Data items
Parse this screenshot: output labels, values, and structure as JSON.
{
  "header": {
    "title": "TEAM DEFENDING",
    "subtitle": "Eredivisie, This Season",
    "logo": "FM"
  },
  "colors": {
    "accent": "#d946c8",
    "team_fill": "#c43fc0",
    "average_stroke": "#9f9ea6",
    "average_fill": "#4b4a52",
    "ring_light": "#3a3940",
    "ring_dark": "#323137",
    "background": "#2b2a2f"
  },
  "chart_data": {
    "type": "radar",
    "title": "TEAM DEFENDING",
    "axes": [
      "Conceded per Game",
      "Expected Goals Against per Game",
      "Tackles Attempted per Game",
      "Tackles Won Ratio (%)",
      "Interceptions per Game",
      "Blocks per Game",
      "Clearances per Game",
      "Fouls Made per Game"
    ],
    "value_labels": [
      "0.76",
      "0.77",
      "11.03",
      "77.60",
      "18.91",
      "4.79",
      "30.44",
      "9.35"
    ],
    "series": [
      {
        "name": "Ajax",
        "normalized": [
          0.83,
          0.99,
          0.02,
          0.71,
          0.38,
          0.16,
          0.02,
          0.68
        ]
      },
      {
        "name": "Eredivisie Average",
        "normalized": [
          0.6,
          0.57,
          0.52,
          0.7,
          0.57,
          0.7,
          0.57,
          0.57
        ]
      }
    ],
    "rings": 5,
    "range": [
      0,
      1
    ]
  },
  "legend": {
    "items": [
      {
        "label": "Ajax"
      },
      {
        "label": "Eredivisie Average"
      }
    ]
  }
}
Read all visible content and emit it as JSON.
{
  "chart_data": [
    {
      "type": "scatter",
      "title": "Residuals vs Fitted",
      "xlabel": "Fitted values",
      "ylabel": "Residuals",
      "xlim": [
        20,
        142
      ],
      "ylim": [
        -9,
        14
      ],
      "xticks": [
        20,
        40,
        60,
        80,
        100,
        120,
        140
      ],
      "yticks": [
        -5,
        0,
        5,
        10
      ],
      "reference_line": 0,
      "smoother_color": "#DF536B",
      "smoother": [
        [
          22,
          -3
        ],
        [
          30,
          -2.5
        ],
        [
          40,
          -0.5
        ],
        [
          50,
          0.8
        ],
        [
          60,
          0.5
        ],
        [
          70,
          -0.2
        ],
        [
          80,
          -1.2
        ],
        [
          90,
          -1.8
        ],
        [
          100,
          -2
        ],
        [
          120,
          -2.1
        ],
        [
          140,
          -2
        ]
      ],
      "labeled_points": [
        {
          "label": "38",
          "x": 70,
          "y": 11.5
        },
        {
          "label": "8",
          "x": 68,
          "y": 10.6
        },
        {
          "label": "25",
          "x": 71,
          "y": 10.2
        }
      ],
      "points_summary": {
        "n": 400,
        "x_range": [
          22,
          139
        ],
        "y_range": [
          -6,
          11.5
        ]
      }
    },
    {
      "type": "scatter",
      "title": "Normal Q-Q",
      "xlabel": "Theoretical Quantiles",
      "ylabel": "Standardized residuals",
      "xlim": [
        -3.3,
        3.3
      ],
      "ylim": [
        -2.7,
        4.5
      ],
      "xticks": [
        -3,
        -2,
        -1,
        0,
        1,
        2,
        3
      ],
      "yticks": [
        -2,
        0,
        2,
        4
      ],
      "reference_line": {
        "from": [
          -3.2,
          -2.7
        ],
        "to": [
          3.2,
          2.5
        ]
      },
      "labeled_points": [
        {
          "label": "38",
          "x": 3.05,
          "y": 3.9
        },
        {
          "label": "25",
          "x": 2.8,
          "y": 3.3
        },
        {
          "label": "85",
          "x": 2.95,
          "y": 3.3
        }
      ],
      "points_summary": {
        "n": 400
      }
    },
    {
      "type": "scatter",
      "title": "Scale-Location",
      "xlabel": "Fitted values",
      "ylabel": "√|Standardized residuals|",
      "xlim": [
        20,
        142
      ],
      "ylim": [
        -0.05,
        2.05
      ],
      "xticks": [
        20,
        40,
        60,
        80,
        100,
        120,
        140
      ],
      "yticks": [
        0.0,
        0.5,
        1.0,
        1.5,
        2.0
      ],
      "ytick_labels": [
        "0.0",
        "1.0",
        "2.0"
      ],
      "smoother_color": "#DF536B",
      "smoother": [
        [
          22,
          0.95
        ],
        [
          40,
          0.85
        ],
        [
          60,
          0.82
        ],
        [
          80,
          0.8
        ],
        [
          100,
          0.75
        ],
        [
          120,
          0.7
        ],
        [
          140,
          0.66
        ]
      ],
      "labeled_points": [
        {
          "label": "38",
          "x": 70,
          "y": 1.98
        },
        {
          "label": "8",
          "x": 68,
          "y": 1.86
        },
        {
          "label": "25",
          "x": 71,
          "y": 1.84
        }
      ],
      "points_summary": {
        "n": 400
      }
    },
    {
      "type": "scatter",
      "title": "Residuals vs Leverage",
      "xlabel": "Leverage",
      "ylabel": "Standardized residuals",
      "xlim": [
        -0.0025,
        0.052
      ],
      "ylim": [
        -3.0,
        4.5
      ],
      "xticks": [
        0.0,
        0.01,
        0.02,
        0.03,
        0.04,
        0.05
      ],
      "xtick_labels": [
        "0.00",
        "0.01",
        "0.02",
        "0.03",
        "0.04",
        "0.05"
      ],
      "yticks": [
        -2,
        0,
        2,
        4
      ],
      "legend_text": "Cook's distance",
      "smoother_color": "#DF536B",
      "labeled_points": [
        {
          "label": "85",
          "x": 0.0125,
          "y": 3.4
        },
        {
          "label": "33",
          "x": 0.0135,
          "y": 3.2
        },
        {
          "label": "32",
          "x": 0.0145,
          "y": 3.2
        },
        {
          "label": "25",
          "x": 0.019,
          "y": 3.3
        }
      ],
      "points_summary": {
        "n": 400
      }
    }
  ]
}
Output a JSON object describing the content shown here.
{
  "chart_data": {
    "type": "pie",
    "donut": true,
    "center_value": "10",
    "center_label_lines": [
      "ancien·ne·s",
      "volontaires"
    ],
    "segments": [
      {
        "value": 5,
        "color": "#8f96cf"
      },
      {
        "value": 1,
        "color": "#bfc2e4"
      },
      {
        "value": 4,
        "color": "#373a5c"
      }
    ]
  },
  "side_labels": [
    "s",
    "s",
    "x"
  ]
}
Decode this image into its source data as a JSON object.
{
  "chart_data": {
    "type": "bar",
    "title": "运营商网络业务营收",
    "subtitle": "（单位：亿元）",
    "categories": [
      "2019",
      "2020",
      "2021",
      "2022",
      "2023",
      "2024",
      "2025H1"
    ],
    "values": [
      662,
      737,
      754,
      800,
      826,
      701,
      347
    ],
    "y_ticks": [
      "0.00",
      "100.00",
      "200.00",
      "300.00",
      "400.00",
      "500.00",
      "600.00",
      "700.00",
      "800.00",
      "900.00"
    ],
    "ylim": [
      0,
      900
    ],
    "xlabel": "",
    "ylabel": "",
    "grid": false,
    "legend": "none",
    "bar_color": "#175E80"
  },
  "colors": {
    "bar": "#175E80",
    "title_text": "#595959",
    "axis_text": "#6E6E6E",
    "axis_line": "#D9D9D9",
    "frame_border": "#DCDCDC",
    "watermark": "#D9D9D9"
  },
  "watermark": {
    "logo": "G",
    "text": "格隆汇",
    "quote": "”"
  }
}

Problem requirements:
Reproduce every record, matching each line exactly.

Solution to the problem:
Parse this screenshot: output labels, values, and structure as JSON.
{
  "header": {
    "title": "TEAM DEFENDING",
    "subtitle": "Eredivisie, This Season",
    "logo": "FM"
  },
  "colors": {
    "accent": "#d946c8",
    "team_fill": "#c43fc0",
    "average_stroke": "#9f9ea6",
    "average_fill": "#4b4a52",
    "ring_light": "#3a3940",
    "ring_dark": "#323137",
    "background": "#2b2a2f"
  },
  "chart_data": {
    "type": "radar",
    "title": "TEAM DEFENDING",
    "axes": [
      "Conceded per Game",
      "Expected Goals Against per Game",
      "Tackles Attempted per Game",
      "Tackles Won Ratio (%)",
      "Interceptions per Game",
      "Blocks per Game",
      "Clearances per Game",
      "Fouls Made per Game"
    ],
    "value_labels": [
      "0.76",
      "0.77",
      "11.03",
      "77.60",
      "18.91",
      "4.79",
      "30.44",
      "9.35"
    ],
    "series": [
      {
        "name": "Ajax",
        "normalized": [
          0.83,
          0.99,
          0.02,
          0.71,
          0.38,
          0.16,
          0.02,
          0.68
        ]
      },
      {
        "name": "Eredivisie Average",
        "normalized": [
          0.6,
          0.57,
          0.52,
          0.7,
          0.57,
          0.7,
          0.57,
          0.57
        ]
      }
    ],
    "rings": 5,
    "range": [
      0,
      1
    ]
  },
  "legend": {
    "items": [
      {
        "label": "Ajax"
      },
      {
        "label": "Eredivisie Average"
      }
    ]
  }
}
Read all visible content and emit it as JSON.
{
  "chart_data": [
    {
      "type": "scatter",
      "title": "Residuals vs Fitted",
      "xlabel": "Fitted values",
      "ylabel": "Residuals",
      "xlim": [
        20,
        142
      ],
      "ylim": [
        -9,
        14
      ],
      "xticks": [
        20,
        40,
        60,
        80,
        100,
        120,
        140
      ],
      "yticks": [
        -5,
        0,
        5,
        10
      ],
      "reference_line": 0,
      "smoother_color": "#DF536B",
      "smoother": [
        [
          22,
          -3
        ],
        [
          30,
          -2.5
        ],
        [
          40,
          -0.5
        ],
        [
          50,
          0.8
        ],
        [
          60,
          0.5
        ],
        [
          70,
          -0.2
        ],
        [
          80,
          -1.2
        ],
        [
          90,
          -1.8
        ],
        [
          100,
          -2
        ],
        [
          120,
          -2.1
        ],
        [
          140,
          -2
        ]
      ],
      "labeled_points": [
        {
          "label": "38",
          "x": 70,
          "y": 11.5
        },
        {
          "label": "8",
          "x": 68,
          "y": 10.6
        },
        {
          "label": "25",
          "x": 71,
          "y": 10.2
        }
      ],
      "points_summary": {
        "n": 400,
        "x_range": [
          22,
          139
        ],
        "y_range": [
          -6,
          11.5
        ]
      }
    },
    {
      "type": "scatter",
      "title": "Normal Q-Q",
      "xlabel": "Theoretical Quantiles",
      "ylabel": "Standardized residuals",
      "xlim": [
        -3.3,
        3.3
      ],
      "ylim": [
        -2.7,
        4.5
      ],
      "xticks": [
        -3,
        -2,
        -1,
        0,
        1,
        2,
        3
      ],
      "yticks": [
        -2,
        0,
        2,
        4
      ],
      "reference_line": {
        "from": [
          -3.2,
          -2.7
        ],
        "to": [
          3.2,
          2.5
        ]
      },
      "labeled_points": [
        {
          "label": "38",
          "x": 3.05,
          "y": 3.9
        },
        {
          "label": "25",
          "x": 2.8,
          "y": 3.3
        },
        {
          "label": "85",
          "x": 2.95,
          "y": 3.3
        }
      ],
      "points_summary": {
        "n": 400
      }
    },
    {
      "type": "scatter",
      "title": "Scale-Location",
      "xlabel": "Fitted values",
      "ylabel": "√|Standardized residuals|",
      "xlim": [
        20,
        142
      ],
      "ylim": [
        -0.05,
        2.05
      ],
      "xticks": [
        20,
        40,
        60,
        80,
        100,
        120,
        140
      ],
      "yticks": [
        0.0,
        0.5,
        1.0,
        1.5,
        2.0
      ],
      "ytick_labels": [
        "0.0",
        "1.0",
        "2.0"
      ],
      "smoother_color": "#DF536B",
      "smoother": [
        [
          22,
          0.95
        ],
        [
          40,
          0.85
        ],
        [
          60,
          0.82
        ],
        [
          80,
          0.8
        ],
        [
          100,
          0.75
        ],
        [
          120,
          0.7
        ],
        [
          140,
          0.66
        ]
      ],
      "labeled_points": [
        {
          "label": "38",
          "x": 70,
          "y": 1.98
        },
        {
          "label": "8",
          "x": 68,
          "y": 1.86
        },
        {
          "label": "25",
          "x": 71,
          "y": 1.84
        }
      ],
      "points_summary": {
        "n": 400
      }
    },
    {
      "type": "scatter",
      "title": "Residuals vs Leverage",
      "xlabel": "Leverage",
      "ylabel": "Standardized residuals",
      "xlim": [
        -0.0025,
        0.052
      ],
      "ylim": [
        -3.0,
        4.5
      ],
      "xticks": [
        0.0,
        0.01,
        0.02,
        0.03,
        0.04,
        0.05
      ],
      "xtick_labels": [
        "0.00",
        "0.01",
        "0.02",
        "0.03",
        "0.04",
        "0.05"
      ],
      "yticks": [
        -2,
        0,
        2,
        4
      ],
      "legend_text": "Cook's distance",
      "smoother_color": "#DF536B",
      "labeled_points": [
        {
          "label": "85",
          "x": 0.0125,
          "y": 3.4
        },
        {
          "label": "33",
          "x": 0.0135,
          "y": 3.2
        },
        {
          "label": "32",
          "x": 0.0145,
          "y": 3.2
        },
        {
          "label": "25",
          "x": 0.019,
          "y": 3.3
        }
      ],
      "points_summary": {
        "n": 400
      }
    }
  ]
}
Output a JSON object describing the content shown here.
{
  "chart_data": {
    "type": "pie",
    "donut": true,
    "center_value": "10",
    "center_label_lines": [
      "ancien·ne·s",
      "volontaires"
    ],
    "segments": [
      {
        "value": 5,
        "color": "#8f96cf"
      },
      {
        "value": 1,
        "color": "#bfc2e4"
      },
      {
        "value": 4,
        "color": "#373a5c"
      }
    ]
  },
  "side_labels": [
    "s",
    "s",
    "x"
  ]
}
Decode this image into its source data as a JSON object.
{
  "chart_data": {
    "type": "bar",
    "title": "运营商网络业务营收",
    "subtitle": "（单位：亿元）",
    "categories": [
      "2019",
      "2020",
      "2021",
      "2022",
      "2023",
      "2024",
      "2025H1"
    ],
    "values": [
      662,
      737,
      754,
      800,
      826,
      701,
      347
    ],
    "y_ticks": [
      "0.00",
      "100.00",
      "200.00",
      "300.00",
      "400.00",
      "500.00",
      "600.00",
      "700.00",
      "800.00",
      "900.00"
    ],
    "ylim": [
      0,
      900
    ],
    "xlabel": "",
    "ylabel": "",
    "grid": false,
    "legend": "none",
    "bar_color": "#175E80"
  },
  "colors": {
    "bar": "#175E80",
    "title_text": "#595959",
    "axis_text": "#6E6E6E",
    "axis_line": "#D9D9D9",
    "frame_border": "#DCDCDC",
    "watermark": "#D9D9D9"
  },
  "watermark": {
    "logo": "G",
    "text": "格隆汇",
    "quote": "”"
  }
}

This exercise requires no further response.